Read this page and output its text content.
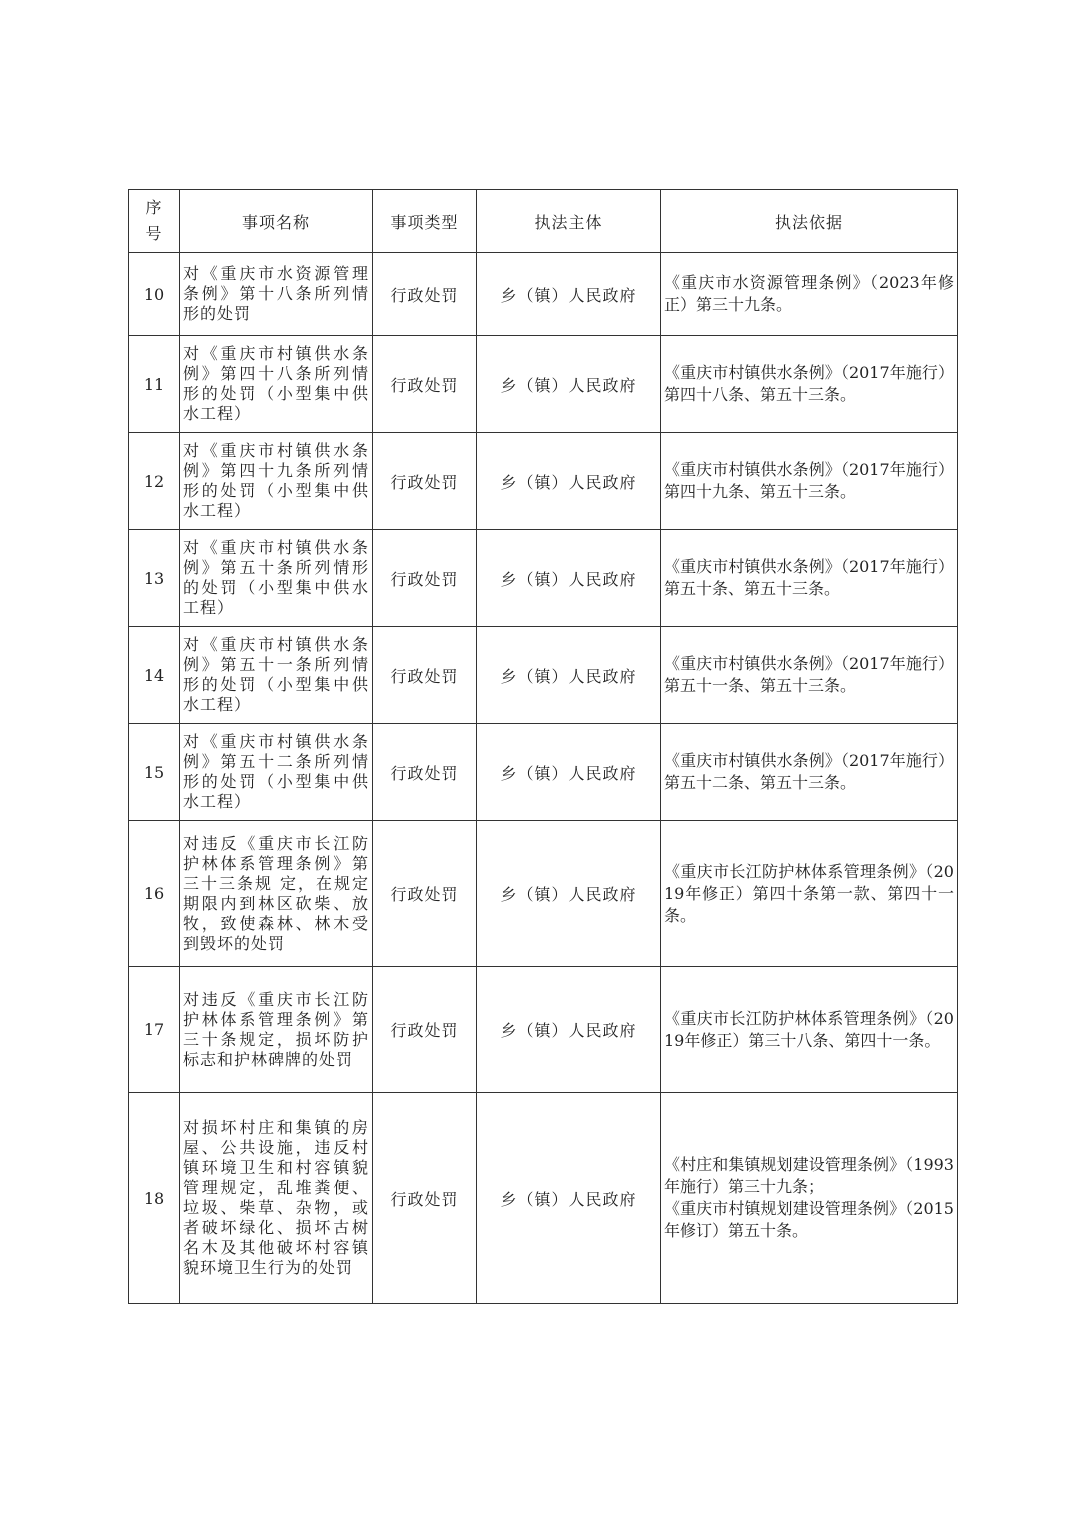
序
号	事项名称	事项类型	执法主体	执法依据
10	对《重庆市水资源管理条例》第十八条所列情形的处罚	行政处罚	乡（镇）人民政府	《重庆市水资源管理条例》（2023年修正）第三十九条。
11	对《重庆市村镇供水条例》第四十八条所列情形的处罚（小型集中供水工程）	行政处罚	乡（镇）人民政府	《重庆市村镇供水条例》（2017年施行）第四十八条、第五十三条。
12	对《重庆市村镇供水条例》第四十九条所列情形的处罚（小型集中供水工程）	行政处罚	乡（镇）人民政府	《重庆市村镇供水条例》（2017年施行）第四十九条、第五十三条。
13	对《重庆市村镇供水条例》第五十条所列情形的处罚（小型集中供水工程）	行政处罚	乡（镇）人民政府	《重庆市村镇供水条例》（2017年施行）第五十条、第五十三条。
14	对《重庆市村镇供水条例》第五十一条所列情形的处罚（小型集中供水工程）	行政处罚	乡（镇）人民政府	《重庆市村镇供水条例》（2017年施行）第五十一条、第五十三条。
15	对《重庆市村镇供水条例》第五十二条所列情形的处罚（小型集中供水工程）	行政处罚	乡（镇）人民政府	《重庆市村镇供水条例》（2017年施行）第五十二条、第五十三条。
16	对违反《重庆市长江防护林体系管理条例》第三十三条规 定，在规定期限内到林区砍柴、放牧，致使森林、林木受到毁坏的处罚	行政处罚	乡（镇）人民政府	《重庆市长江防护林体系管理条例》（2019年修正）第四十条第一款、第四十一条。
17	对违反《重庆市长江防护林体系管理条例》第三十条规定，损坏防护标志和护林碑牌的处罚	行政处罚	乡（镇）人民政府	《重庆市长江防护林体系管理条例》（2019年修正）第三十八条、第四十一条。
18	对损坏村庄和集镇的房屋、公共设施，违反村镇环境卫生和村容镇貌管理规定，乱堆粪便、垃圾、柴草、杂物，或者破坏绿化、损坏古树名木及其他破坏村容镇貌环境卫生行为的处罚	行政处罚	乡（镇）人民政府	《村庄和集镇规划建设管理条例》（1993年施行）第三十九条；
《重庆市村镇规划建设管理条例》（2015年修订）第五十条。
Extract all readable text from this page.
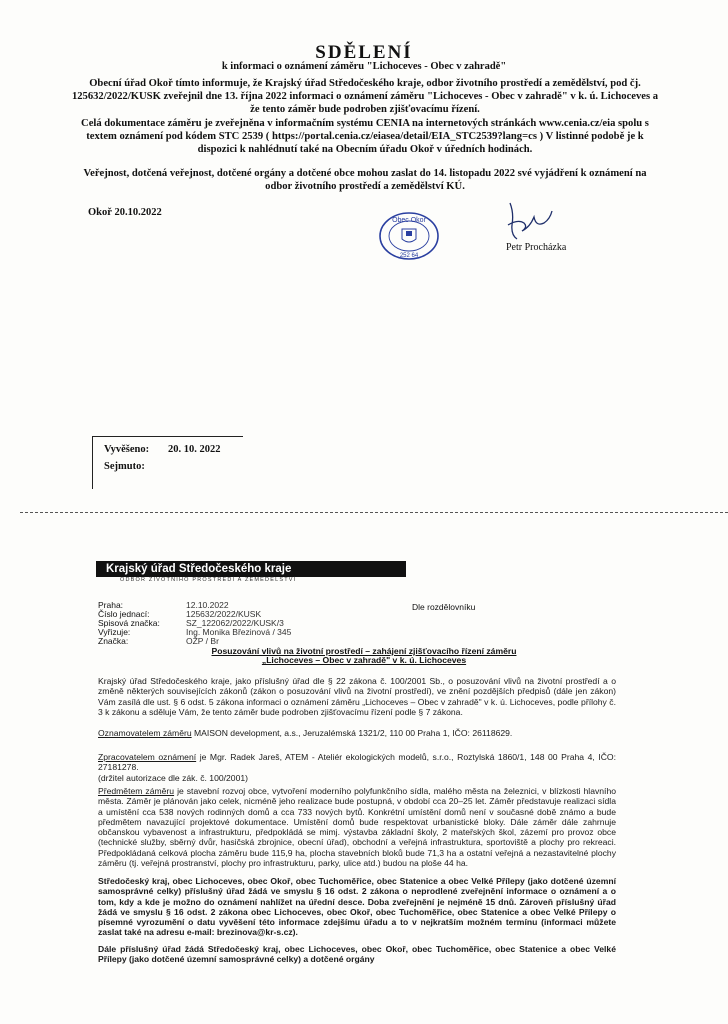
SDĚLENÍ
k informaci o oznámení záměru "Lichoceves - Obec v zahradě"
Obecní úřad Okoř tímto informuje, že Krajský úřad Středočeského kraje, odbor životního prostředí a zemědělství, pod čj. 125632/2022/KUSK zveřejnil dne 13. října 2022 informaci o oznámení záměru "Lichoceves - Obec v zahradě" v k. ú. Lichoceves a že tento záměr bude podroben zjišťovacímu řízení.
Celá dokumentace záměru je zveřejněna v informačním systému CENIA na internetových stránkách www.cenia.cz/eia spolu s textem oznámení pod kódem STC 2539 ( https://portal.cenia.cz/eiasea/detail/EIA_STC2539?lang=cs ) V listinné podobě je k dispozici k nahlédnutí také na Obecním úřadu Okoř v úředních hodinách.
Veřejnost, dotčená veřejnost, dotčené orgány a dotčené obce mohou zaslat do 14. listopadu 2022 své vyjádření k oznámení na odbor životního prostředí a zemědělství KÚ.
Okoř 20.10.2022
Obec Okoř
252 64
Petr Procházka
Vyvěšeno: 20. 10. 2022
Sejmuto:
Krajský úřad Středočeského kraje
ODBOR ŽIVOTNÍHO PROSTŘEDÍ A ZEMĚDĚLSTVÍ
Praha:	12.10.2022
Číslo jednací:	125632/2022/KUSK
Spisová značka:	SZ_122062/2022/KUSK/3
Vyřizuje:	Ing. Monika Březinová / 345
Značka:	OŽP / Br
Dle rozdělovníku
Posuzování vlivů na životní prostředí – zahájení zjišťovacího řízení záměru
„Lichoceves – Obec v zahradě" v k. ú. Lichoceves
Krajský úřad Středočeského kraje, jako příslušný úřad dle § 22 zákona č. 100/2001 Sb., o posuzování vlivů na životní prostředí a o změně některých souvisejících zákonů (zákon o posuzování vlivů na životní prostředí), ve znění pozdějších předpisů (dále jen zákon) Vám zasílá dle ust. § 6 odst. 5 zákona informaci o oznámení záměru „Lichoceves – Obec v zahradě" v k. ú. Lichoceves, podle přílohy č. 3 k zákonu a sděluje Vám, že tento záměr bude podroben zjišťovacímu řízení podle § 7 zákona.
Oznamovatelem záměru MAISON development, a.s., Jeruzalémská 1321/2, 110 00 Praha 1, IČO: 26118629.
Zpracovatelem oznámení je Mgr. Radek Jareš, ATEM - Ateliér ekologických modelů, s.r.o., Roztylská 1860/1, 148 00 Praha 4, IČO: 27181278.
(držitel autorizace dle zák. č. 100/2001)
Předmětem záměru je stavební rozvoj obce, vytvoření moderního polyfunkčního sídla, malého města na železnici, v blízkosti hlavního města. Záměr je plánován jako celek, nicméně jeho realizace bude postupná, v období cca 20–25 let. Záměr představuje realizaci sídla a umístění cca 538 nových rodinných domů a cca 733 nových bytů. Konkrétní umístění domů není v současné době známo a bude předmětem navazující projektové dokumentace. Umístění domů bude respektovat urbanistické bloky. Dále záměr dále zahrnuje občanskou vybavenost a infrastrukturu, předpokládá se mimj. výstavba základní školy, 2 mateřských škol, zázemí pro provoz obce (technické služby, sběrný dvůr, hasičská zbrojnice, obecní úřad), obchodní a veřejná infrastruktura, sportoviště a plochy pro rekreaci. Předpokládaná celková plocha záměru bude 115,9 ha, plocha stavebních bloků bude 71,3 ha a ostatní veřejná a nezastavitelné plochy záměru (tj. veřejná prostranství, plochy pro infrastrukturu, parky, ulice atd.) budou na ploše 44 ha.
Středočeský kraj, obec Lichoceves, obec Okoř, obec Tuchoměřice, obec Statenice a obec Velké Přílepy (jako dotčené územní samosprávné celky) příslušný úřad žádá ve smyslu § 16 odst. 2 zákona o neprodlené zveřejnění informace o oznámení a o tom, kdy a kde je možno do oznámení nahlížet na úřední desce. Doba zveřejnění je nejméně 15 dnů. Zároveň příslušný úřad žádá ve smyslu § 16 odst. 2 zákona obec Lichoceves, obec Okoř, obec Tuchoměřice, obec Statenice a obec Velké Přílepy o písemné vyrozumění o datu vyvěšení této informace zdejšímu úřadu a to v nejkratším možném termínu (informaci můžete zaslat také na adresu e-mail: brezinova@kr-s.cz).
Dále příslušný úřad žádá Středočeský kraj, obec Lichoceves, obec Okoř, obec Tuchoměřice, obec Statenice a obec Velké Přílepy (jako dotčené územní samosprávné celky) a dotčené orgány
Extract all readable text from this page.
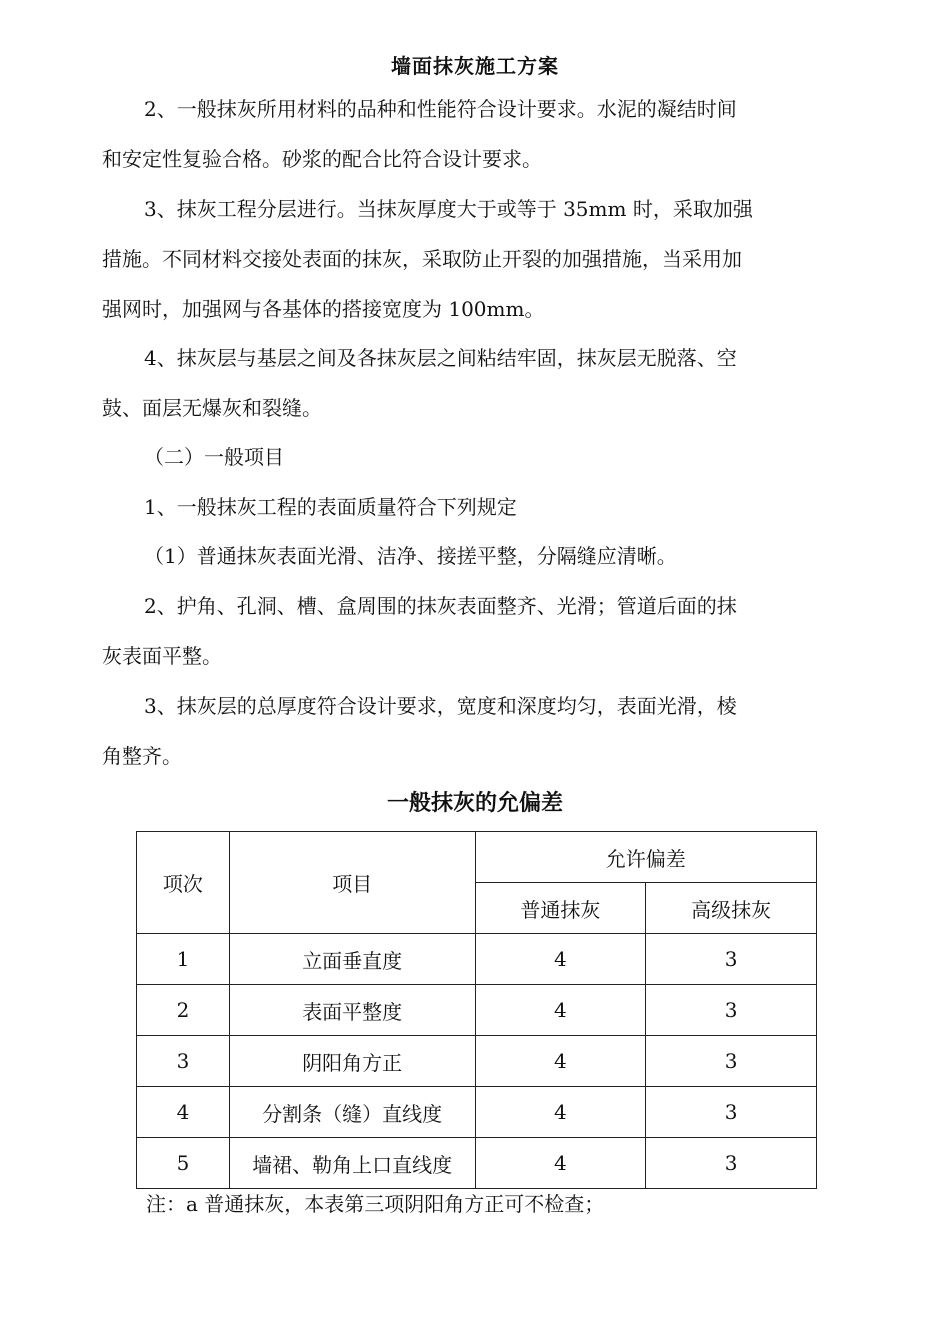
墙面抹灰施工方案

2、一般抹灰所用材料的品种和性能符合设计要求。水泥的凝结时间
和安定性复验合格。砂浆的配合比符合设计要求。

3、抹灰工程分层进行。当抹灰厚度大于或等于 35mm 时，采取加强
措施。不同材料交接处表面的抹灰，采取防止开裂的加强措施，当采用加
强网时，加强网与各基体的搭接宽度为 100mm。

4、抹灰层与基层之间及各抹灰层之间粘结牢固，抹灰层无脱落、空
鼓、面层无爆灰和裂缝。

（二）一般项目

1、一般抹灰工程的表面质量符合下列规定

（1）普通抹灰表面光滑、洁净、接搓平整，分隔缝应清晰。

2、护角、孔洞、槽、盒周围的抹灰表面整齐、光滑；管道后面的抹
灰表面平整。

3、抹灰层的总厚度符合设计要求，宽度和深度均匀，表面光滑，棱
角整齐。

一般抹灰的允偏差
项次	项目	允许偏差	
		普通抹灰	高级抹灰
1	立面垂直度	4	3
2	表面平整度	4	3
3	阴阳角方正	4	3
4	分割条（缝）直线度	4	3
5	墙裙、勒角上口直线度	4	3
注：a 普通抹灰，本表第三项阴阳角方正可不检查；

* [Exercise brief]
Within the entries above, work out how many lines contain the word "orgány". The number alone is the answer.

* [Final result]
2